[start Records for processing]

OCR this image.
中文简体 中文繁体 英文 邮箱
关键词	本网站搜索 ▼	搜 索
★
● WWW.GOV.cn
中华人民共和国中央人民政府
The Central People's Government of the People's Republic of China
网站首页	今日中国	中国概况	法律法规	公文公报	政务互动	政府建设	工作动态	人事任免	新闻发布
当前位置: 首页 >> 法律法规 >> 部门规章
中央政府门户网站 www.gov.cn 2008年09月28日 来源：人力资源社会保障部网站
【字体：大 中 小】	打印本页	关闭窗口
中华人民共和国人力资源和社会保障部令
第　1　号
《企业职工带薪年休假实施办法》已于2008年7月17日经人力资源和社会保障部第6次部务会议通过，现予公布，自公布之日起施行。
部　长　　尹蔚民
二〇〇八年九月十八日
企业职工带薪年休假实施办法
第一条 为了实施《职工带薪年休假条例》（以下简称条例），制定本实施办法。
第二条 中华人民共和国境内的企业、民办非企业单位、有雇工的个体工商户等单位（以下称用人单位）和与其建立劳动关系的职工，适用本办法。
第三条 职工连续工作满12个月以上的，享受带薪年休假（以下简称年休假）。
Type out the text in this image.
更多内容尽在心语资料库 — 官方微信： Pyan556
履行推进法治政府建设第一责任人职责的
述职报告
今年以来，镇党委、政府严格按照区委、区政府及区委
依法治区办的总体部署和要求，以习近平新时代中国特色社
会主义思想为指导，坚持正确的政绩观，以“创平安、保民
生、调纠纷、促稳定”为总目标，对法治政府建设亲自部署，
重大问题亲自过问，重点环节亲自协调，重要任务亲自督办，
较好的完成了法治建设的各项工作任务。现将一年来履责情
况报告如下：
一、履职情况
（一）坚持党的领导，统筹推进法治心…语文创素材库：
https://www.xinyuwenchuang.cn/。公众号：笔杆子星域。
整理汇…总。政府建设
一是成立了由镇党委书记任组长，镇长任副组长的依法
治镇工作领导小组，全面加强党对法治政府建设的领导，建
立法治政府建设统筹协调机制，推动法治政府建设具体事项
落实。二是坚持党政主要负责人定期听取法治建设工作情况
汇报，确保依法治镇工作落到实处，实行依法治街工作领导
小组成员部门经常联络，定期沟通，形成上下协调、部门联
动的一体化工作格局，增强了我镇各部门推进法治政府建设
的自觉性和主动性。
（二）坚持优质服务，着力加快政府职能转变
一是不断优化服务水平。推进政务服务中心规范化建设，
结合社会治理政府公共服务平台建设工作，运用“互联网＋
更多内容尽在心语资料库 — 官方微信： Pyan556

[end Records for processing]

- [To do]
Your task is to quote the listing above word for word.

- [Written answer]
OCR this image.
中文简体 中文繁体 英文 邮箱
关键词	本网站搜索 ▼	搜 索
★
● WWW.GOV.cn
中华人民共和国中央人民政府
The Central People's Government of the People's Republic of China
网站首页	今日中国	中国概况	法律法规	公文公报	政务互动	政府建设	工作动态	人事任免	新闻发布
当前位置: 首页 >> 法律法规 >> 部门规章
中央政府门户网站 www.gov.cn 2008年09月28日 来源：人力资源社会保障部网站
【字体：大 中 小】	打印本页	关闭窗口
中华人民共和国人力资源和社会保障部令
第　1　号
《企业职工带薪年休假实施办法》已于2008年7月17日经人力资源和社会保障部第6次部务会议通过，现予公布，自公布之日起施行。
部　长　　尹蔚民
二〇〇八年九月十八日
企业职工带薪年休假实施办法
第一条 为了实施《职工带薪年休假条例》（以下简称条例），制定本实施办法。
第二条 中华人民共和国境内的企业、民办非企业单位、有雇工的个体工商户等单位（以下称用人单位）和与其建立劳动关系的职工，适用本办法。
第三条 职工连续工作满12个月以上的，享受带薪年休假（以下简称年休假）。
Type out the text in this image.
更多内容尽在心语资料库 — 官方微信： Pyan556
履行推进法治政府建设第一责任人职责的
述职报告
今年以来，镇党委、政府严格按照区委、区政府及区委
依法治区办的总体部署和要求，以习近平新时代中国特色社
会主义思想为指导，坚持正确的政绩观，以“创平安、保民
生、调纠纷、促稳定”为总目标，对法治政府建设亲自部署，
重大问题亲自过问，重点环节亲自协调，重要任务亲自督办，
较好的完成了法治建设的各项工作任务。现将一年来履责情
况报告如下：
一、履职情况
（一）坚持党的领导，统筹推进法治心…语文创素材库：
https://www.xinyuwenchuang.cn/。公众号：笔杆子星域。
整理汇…总。政府建设
一是成立了由镇党委书记任组长，镇长任副组长的依法
治镇工作领导小组，全面加强党对法治政府建设的领导，建
立法治政府建设统筹协调机制，推动法治政府建设具体事项
落实。二是坚持党政主要负责人定期听取法治建设工作情况
汇报，确保依法治镇工作落到实处，实行依法治街工作领导
小组成员部门经常联络，定期沟通，形成上下协调、部门联
动的一体化工作格局，增强了我镇各部门推进法治政府建设
的自觉性和主动性。
（二）坚持优质服务，着力加快政府职能转变
一是不断优化服务水平。推进政务服务中心规范化建设，
结合社会治理政府公共服务平台建设工作，运用“互联网＋
更多内容尽在心语资料库 — 官方微信： Pyan556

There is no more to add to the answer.